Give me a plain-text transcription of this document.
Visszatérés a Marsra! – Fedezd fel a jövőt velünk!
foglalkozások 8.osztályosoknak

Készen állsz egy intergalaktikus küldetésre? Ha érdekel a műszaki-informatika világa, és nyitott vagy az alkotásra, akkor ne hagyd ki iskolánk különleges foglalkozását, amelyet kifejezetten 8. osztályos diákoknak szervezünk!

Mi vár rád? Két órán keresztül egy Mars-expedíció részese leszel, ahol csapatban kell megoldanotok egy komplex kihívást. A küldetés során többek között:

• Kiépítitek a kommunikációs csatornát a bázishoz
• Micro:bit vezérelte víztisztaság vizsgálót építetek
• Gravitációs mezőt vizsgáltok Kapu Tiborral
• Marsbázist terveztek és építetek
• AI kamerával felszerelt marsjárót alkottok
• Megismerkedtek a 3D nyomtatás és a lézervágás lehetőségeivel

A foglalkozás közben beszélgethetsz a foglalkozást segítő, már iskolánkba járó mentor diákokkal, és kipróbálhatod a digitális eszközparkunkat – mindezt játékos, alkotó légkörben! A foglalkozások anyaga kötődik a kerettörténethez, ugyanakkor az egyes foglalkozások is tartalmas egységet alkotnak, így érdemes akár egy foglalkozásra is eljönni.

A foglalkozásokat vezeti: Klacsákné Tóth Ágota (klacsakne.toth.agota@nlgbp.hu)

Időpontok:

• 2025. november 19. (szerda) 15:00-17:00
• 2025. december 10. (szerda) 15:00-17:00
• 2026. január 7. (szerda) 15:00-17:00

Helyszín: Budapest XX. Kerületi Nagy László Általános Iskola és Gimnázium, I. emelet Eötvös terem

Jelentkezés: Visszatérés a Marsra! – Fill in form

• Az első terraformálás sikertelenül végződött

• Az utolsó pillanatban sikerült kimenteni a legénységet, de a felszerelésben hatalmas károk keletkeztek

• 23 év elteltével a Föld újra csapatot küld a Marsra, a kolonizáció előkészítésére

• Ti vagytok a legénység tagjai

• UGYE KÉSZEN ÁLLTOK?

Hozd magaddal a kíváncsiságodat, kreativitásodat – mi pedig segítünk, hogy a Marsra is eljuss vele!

Required task: Retype every entry above, word for word.

Answer for the task:
Give me a plain-text transcription of this document.
Visszatérés a Marsra! – Fedezd fel a jövőt velünk!
foglalkozások 8.osztályosoknak

Készen állsz egy intergalaktikus küldetésre? Ha érdekel a műszaki-informatika világa, és nyitott vagy az alkotásra, akkor ne hagyd ki iskolánk különleges foglalkozását, amelyet kifejezetten 8. osztályos diákoknak szervezünk!

Mi vár rád? Két órán keresztül egy Mars-expedíció részese leszel, ahol csapatban kell megoldanotok egy komplex kihívást. A küldetés során többek között:

• Kiépítitek a kommunikációs csatornát a bázishoz
• Micro:bit vezérelte víztisztaság vizsgálót építetek
• Gravitációs mezőt vizsgáltok Kapu Tiborral
• Marsbázist terveztek és építetek
• AI kamerával felszerelt marsjárót alkottok
• Megismerkedtek a 3D nyomtatás és a lézervágás lehetőségeivel

A foglalkozás közben beszélgethetsz a foglalkozást segítő, már iskolánkba járó mentor diákokkal, és kipróbálhatod a digitális eszközparkunkat – mindezt játékos, alkotó légkörben! A foglalkozások anyaga kötődik a kerettörténethez, ugyanakkor az egyes foglalkozások is tartalmas egységet alkotnak, így érdemes akár egy foglalkozásra is eljönni.

A foglalkozásokat vezeti: Klacsákné Tóth Ágota (klacsakne.toth.agota@nlgbp.hu)

Időpontok:

• 2025. november 19. (szerda) 15:00-17:00
• 2025. december 10. (szerda) 15:00-17:00
• 2026. január 7. (szerda) 15:00-17:00

Helyszín: Budapest XX. Kerületi Nagy László Általános Iskola és Gimnázium, I. emelet Eötvös terem

Jelentkezés: Visszatérés a Marsra! – Fill in form

• Az első terraformálás sikertelenül végződött

• Az utolsó pillanatban sikerült kimenteni a legénységet, de a felszerelésben hatalmas károk keletkeztek

• 23 év elteltével a Föld újra csapatot küld a Marsra, a kolonizáció előkészítésére

• Ti vagytok a legénység tagjai

• UGYE KÉSZEN ÁLLTOK?

Hozd magaddal a kíváncsiságodat, kreativitásodat – mi pedig segítünk, hogy a Marsra is eljuss vele!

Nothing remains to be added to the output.